#### Work to complete
Find all lines in the records that include the word "heading", and copy them out.

#### Input data

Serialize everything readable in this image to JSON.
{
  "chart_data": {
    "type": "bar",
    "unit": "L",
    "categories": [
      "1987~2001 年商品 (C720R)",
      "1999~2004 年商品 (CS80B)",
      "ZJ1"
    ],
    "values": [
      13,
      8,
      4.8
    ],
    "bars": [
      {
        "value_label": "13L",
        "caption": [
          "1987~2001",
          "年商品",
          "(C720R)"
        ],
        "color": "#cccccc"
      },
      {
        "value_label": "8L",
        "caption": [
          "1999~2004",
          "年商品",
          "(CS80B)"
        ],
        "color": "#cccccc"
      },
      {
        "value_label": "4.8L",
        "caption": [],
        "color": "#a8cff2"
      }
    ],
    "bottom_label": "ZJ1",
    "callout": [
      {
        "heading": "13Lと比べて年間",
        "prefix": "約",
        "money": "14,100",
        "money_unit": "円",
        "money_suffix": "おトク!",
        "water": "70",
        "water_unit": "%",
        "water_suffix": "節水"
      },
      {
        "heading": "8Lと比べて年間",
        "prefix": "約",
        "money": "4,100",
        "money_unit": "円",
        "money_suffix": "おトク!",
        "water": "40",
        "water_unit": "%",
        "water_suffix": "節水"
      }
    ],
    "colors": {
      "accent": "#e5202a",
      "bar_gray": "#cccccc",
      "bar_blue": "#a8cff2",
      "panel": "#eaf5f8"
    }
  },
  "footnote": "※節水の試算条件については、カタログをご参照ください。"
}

#### Output for this exercise
        "heading": "13Lと比べて年間",
        "heading": "8Lと比べて年間",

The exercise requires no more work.